Instruction:
Type out the material below exactly.

Dataset items
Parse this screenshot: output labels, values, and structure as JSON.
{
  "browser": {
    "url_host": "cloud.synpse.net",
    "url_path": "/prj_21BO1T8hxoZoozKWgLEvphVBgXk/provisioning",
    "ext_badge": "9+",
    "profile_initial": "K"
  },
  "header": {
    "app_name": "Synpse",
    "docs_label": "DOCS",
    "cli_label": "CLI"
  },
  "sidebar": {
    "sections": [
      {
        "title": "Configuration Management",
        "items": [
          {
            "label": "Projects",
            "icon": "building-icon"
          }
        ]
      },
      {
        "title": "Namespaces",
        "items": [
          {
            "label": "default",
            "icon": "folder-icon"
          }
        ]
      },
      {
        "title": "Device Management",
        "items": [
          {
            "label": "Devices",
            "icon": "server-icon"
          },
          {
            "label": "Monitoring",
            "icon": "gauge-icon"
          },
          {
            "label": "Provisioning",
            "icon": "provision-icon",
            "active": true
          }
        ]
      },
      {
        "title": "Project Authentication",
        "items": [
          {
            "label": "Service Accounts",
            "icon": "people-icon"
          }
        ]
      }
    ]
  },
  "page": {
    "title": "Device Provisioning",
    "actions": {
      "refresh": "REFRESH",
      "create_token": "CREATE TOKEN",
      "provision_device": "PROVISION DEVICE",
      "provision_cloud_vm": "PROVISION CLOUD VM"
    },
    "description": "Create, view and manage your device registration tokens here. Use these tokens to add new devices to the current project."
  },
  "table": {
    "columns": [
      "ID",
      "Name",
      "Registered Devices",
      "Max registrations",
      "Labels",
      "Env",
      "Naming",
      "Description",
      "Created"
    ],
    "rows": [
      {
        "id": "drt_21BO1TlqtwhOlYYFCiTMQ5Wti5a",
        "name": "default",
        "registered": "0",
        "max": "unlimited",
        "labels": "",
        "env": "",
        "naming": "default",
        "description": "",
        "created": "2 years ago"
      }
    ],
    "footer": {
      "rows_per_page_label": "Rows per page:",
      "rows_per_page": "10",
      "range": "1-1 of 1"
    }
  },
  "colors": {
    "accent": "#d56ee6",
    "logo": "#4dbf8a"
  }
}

Solution for this exercise:
Parse this screenshot: output labels, values, and structure as JSON.
{
  "browser": {
    "url_host": "cloud.synpse.net",
    "url_path": "/prj_21BO1T8hxoZoozKWgLEvphVBgXk/provisioning",
    "ext_badge": "9+",
    "profile_initial": "K"
  },
  "header": {
    "app_name": "Synpse",
    "docs_label": "DOCS",
    "cli_label": "CLI"
  },
  "sidebar": {
    "sections": [
      {
        "title": "Configuration Management",
        "items": [
          {
            "label": "Projects",
            "icon": "building-icon"
          }
        ]
      },
      {
        "title": "Namespaces",
        "items": [
          {
            "label": "default",
            "icon": "folder-icon"
          }
        ]
      },
      {
        "title": "Device Management",
        "items": [
          {
            "label": "Devices",
            "icon": "server-icon"
          },
          {
            "label": "Monitoring",
            "icon": "gauge-icon"
          },
          {
            "label": "Provisioning",
            "icon": "provision-icon",
            "active": true
          }
        ]
      },
      {
        "title": "Project Authentication",
        "items": [
          {
            "label": "Service Accounts",
            "icon": "people-icon"
          }
        ]
      }
    ]
  },
  "page": {
    "title": "Device Provisioning",
    "actions": {
      "refresh": "REFRESH",
      "create_token": "CREATE TOKEN",
      "provision_device": "PROVISION DEVICE",
      "provision_cloud_vm": "PROVISION CLOUD VM"
    },
    "description": "Create, view and manage your device registration tokens here. Use these tokens to add new devices to the current project."
  },
  "table": {
    "columns": [
      "ID",
      "Name",
      "Registered Devices",
      "Max registrations",
      "Labels",
      "Env",
      "Naming",
      "Description",
      "Created"
    ],
    "rows": [
      {
        "id": "drt_21BO1TlqtwhOlYYFCiTMQ5Wti5a",
        "name": "default",
        "registered": "0",
        "max": "unlimited",
        "labels": "",
        "env": "",
        "naming": "default",
        "description": "",
        "created": "2 years ago"
      }
    ],
    "footer": {
      "rows_per_page_label": "Rows per page:",
      "rows_per_page": "10",
      "range": "1-1 of 1"
    }
  },
  "colors": {
    "accent": "#d56ee6",
    "logo": "#4dbf8a"
  }
}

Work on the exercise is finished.